* _RECORDED INFORMATION_:

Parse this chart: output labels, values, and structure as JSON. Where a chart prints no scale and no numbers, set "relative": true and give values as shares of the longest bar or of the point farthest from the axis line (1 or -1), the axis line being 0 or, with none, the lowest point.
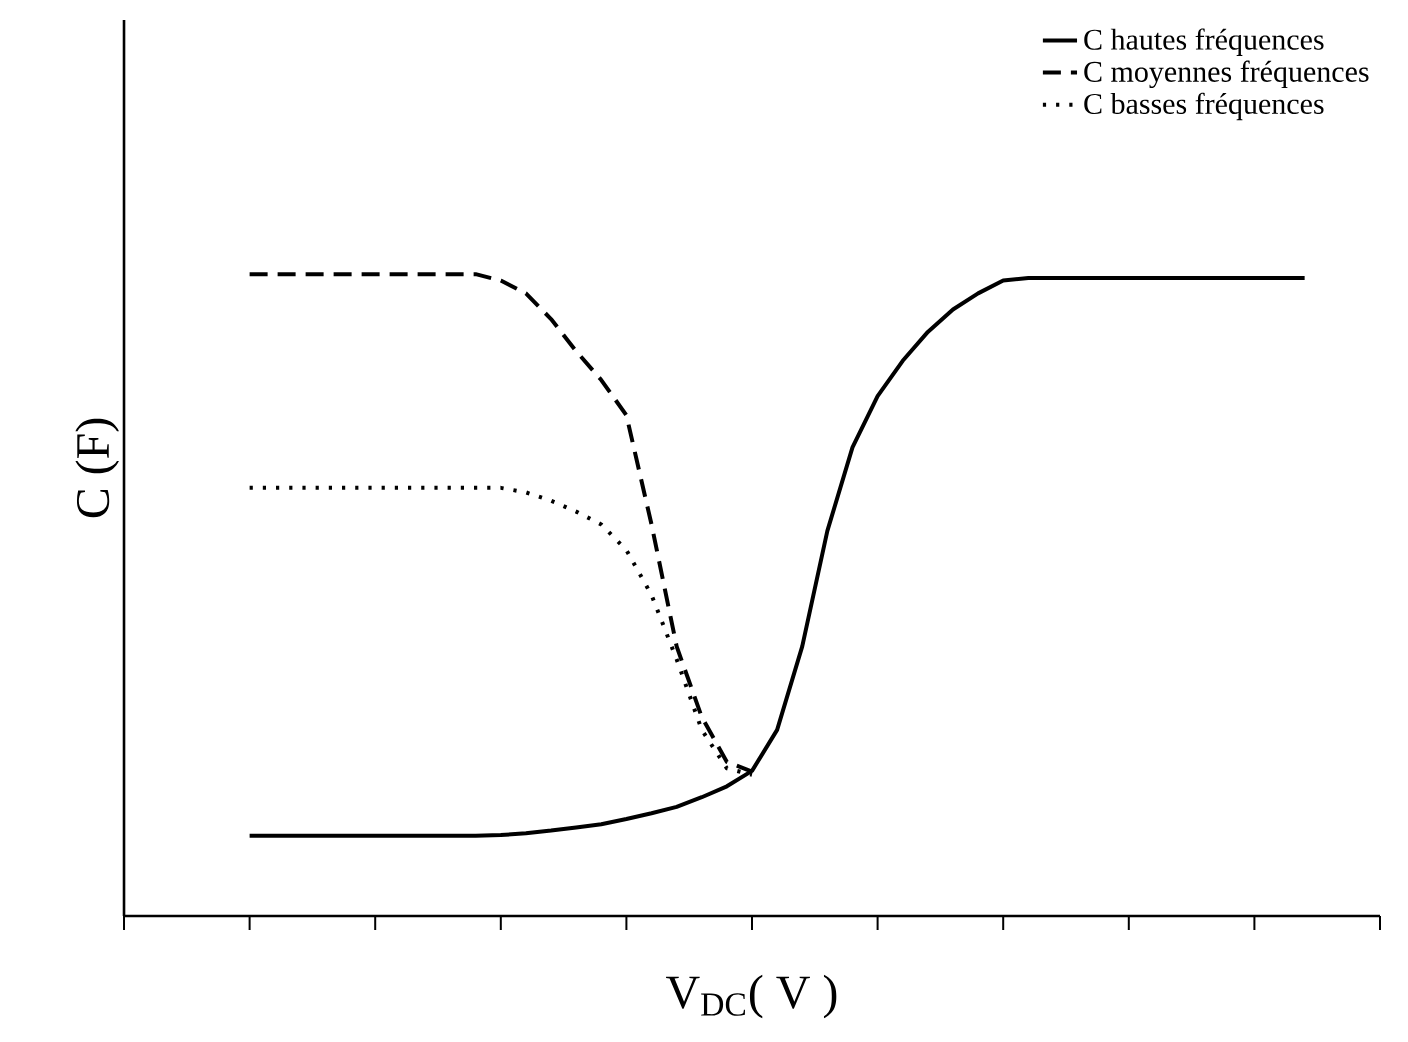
{
  "chart_data": {
    "type": "line",
    "relative": true,
    "xlabel": "V$_{DC}$( V )",
    "ylabel": "C (F)",
    "categories": [
      null,
      null,
      null,
      null,
      null,
      null,
      null,
      null,
      null,
      null,
      null,
      null,
      null,
      null,
      null,
      null,
      null,
      null,
      null,
      null,
      null,
      null,
      null,
      null,
      null,
      null,
      null,
      null,
      null,
      null,
      null,
      null,
      null,
      null,
      null,
      null,
      null,
      null,
      null,
      null,
      null,
      null,
      null
    ],
    "legend": "top right",
    "grid": false,
    "marker": "none",
    "series": [
      {
        "name": "C hautes fréquences",
        "color": "#000000",
        "line_style": "solid",
        "values": [
          0.125,
          0.125,
          0.125,
          0.125,
          0.125,
          0.125,
          0.125,
          0.125,
          0.125,
          0.125,
          0.126,
          0.129,
          0.133,
          0.138,
          0.143,
          0.151,
          0.16,
          0.17,
          0.185,
          0.202,
          0.226,
          0.29,
          0.42,
          0.6,
          0.73,
          0.81,
          0.865,
          0.91,
          0.945,
          0.97,
          0.99,
          0.994,
          0.994,
          0.994,
          0.994,
          0.994,
          0.994,
          0.994,
          0.994,
          0.994,
          0.994,
          0.994,
          0.994
        ]
      },
      {
        "name": "C moyennes fréquences",
        "color": "#000000",
        "line_style": "dashed",
        "values": [
          1.0,
          1.0,
          1.0,
          1.0,
          1.0,
          1.0,
          1.0,
          1.0,
          1.0,
          1.0,
          0.99,
          0.97,
          0.93,
          0.88,
          0.835,
          0.78,
          0.61,
          0.42,
          0.31,
          0.24,
          0.225,
          null,
          null,
          null,
          null,
          null,
          null,
          null,
          null,
          null,
          null,
          null,
          null,
          null,
          null,
          null,
          null,
          null,
          null,
          null,
          null,
          null,
          null
        ]
      },
      {
        "name": "C basses fréquences",
        "color": "#000000",
        "line_style": "dotted",
        "values": [
          0.667,
          0.667,
          0.667,
          0.667,
          0.667,
          0.667,
          0.667,
          0.667,
          0.667,
          0.667,
          0.667,
          0.66,
          0.647,
          0.63,
          0.61,
          0.57,
          0.5,
          0.4,
          0.29,
          0.23,
          0.22,
          null,
          null,
          null,
          null,
          null,
          null,
          null,
          null,
          null,
          null,
          null,
          null,
          null,
          null,
          null,
          null,
          null,
          null,
          null,
          null,
          null,
          null
        ]
      }
    ]
  }
}
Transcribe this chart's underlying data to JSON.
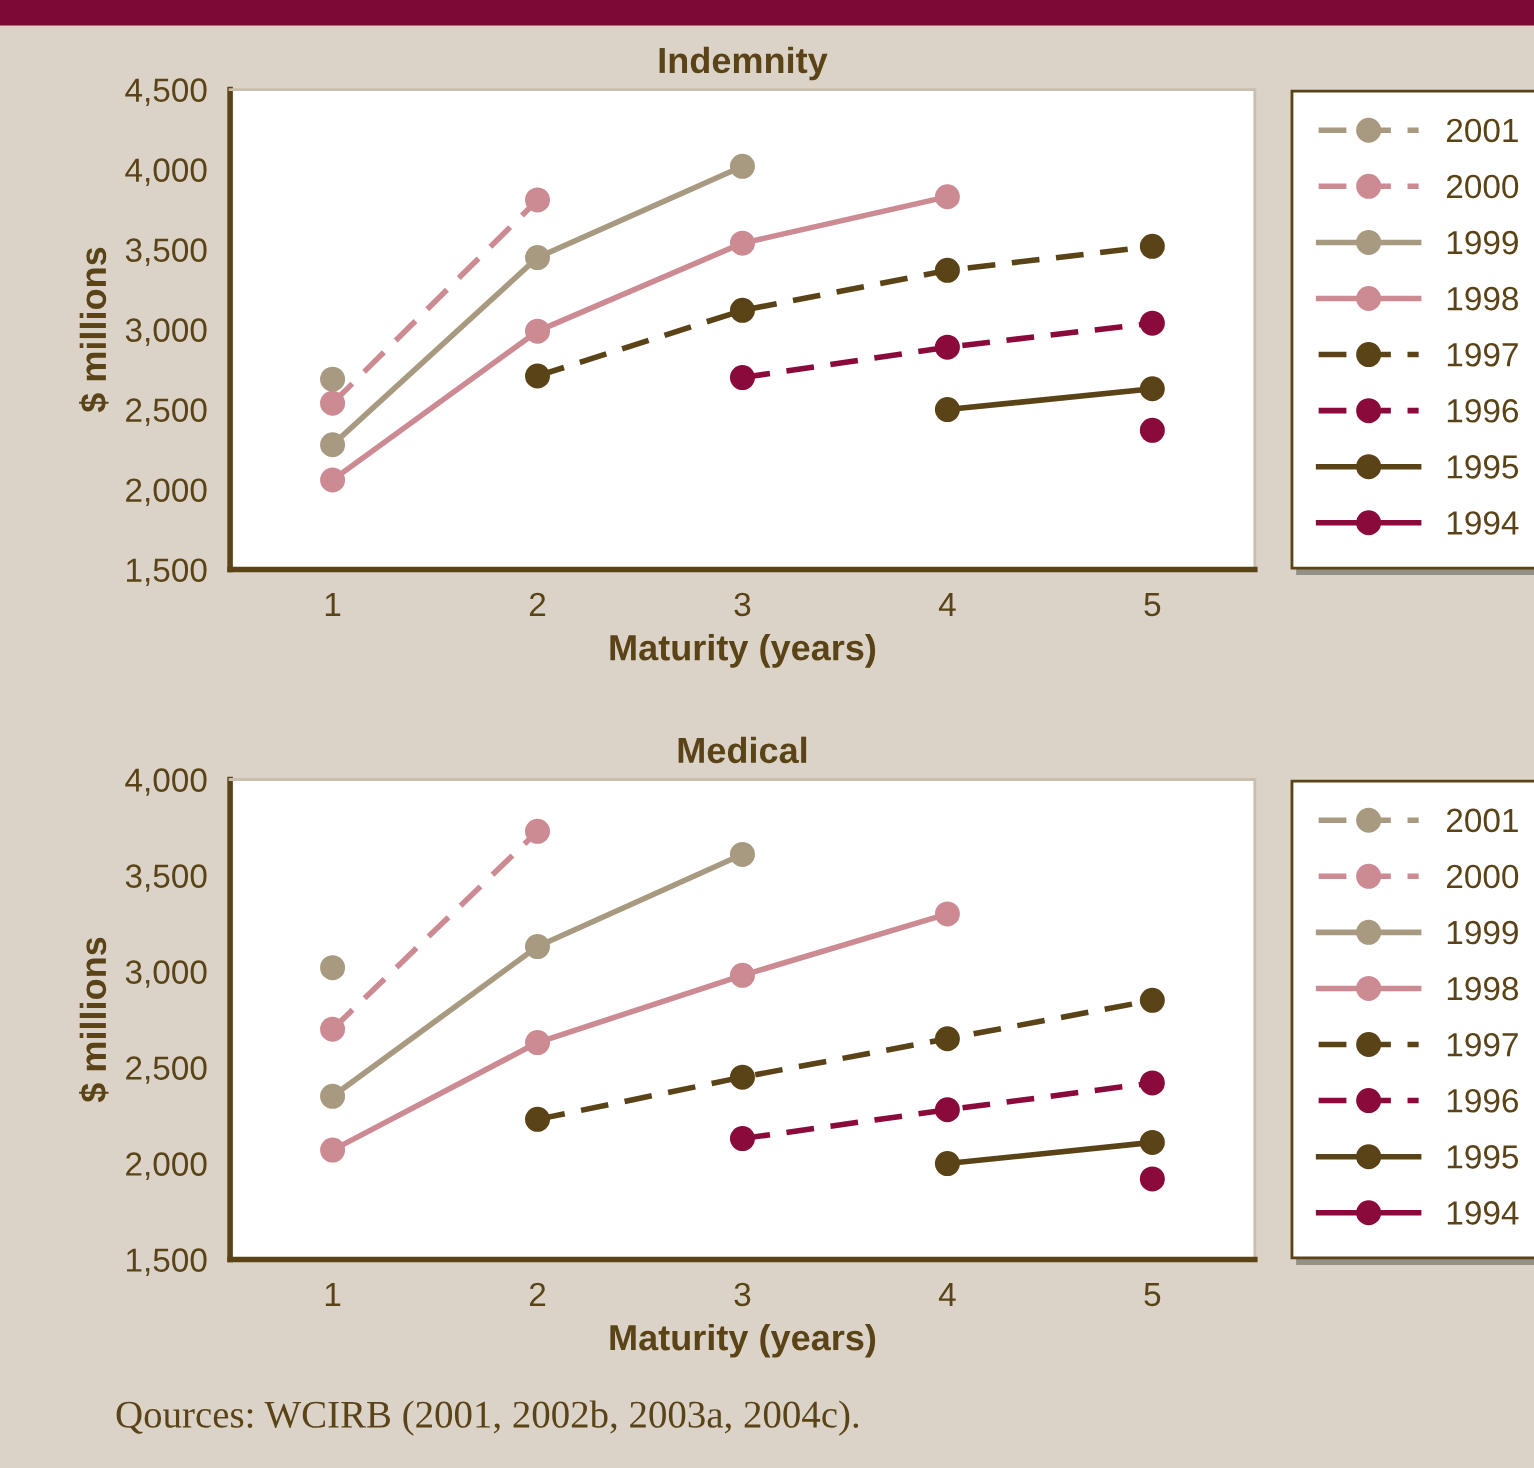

* _WHAT TO WORK ON_:
From the records given above, copy all lines containing "this".

* _EXERCISE ANSWER_:
Parse this chart: output labels, values, and structure as JSON. Where a chart prints no scale and no numbers, set "relative": true and give values as shares of the longest bar or of the point farthest from the axis line (1 or -1), the axis line being 0 or, with none, the lowest point.
Transcribe this chart's underlying data to JSON.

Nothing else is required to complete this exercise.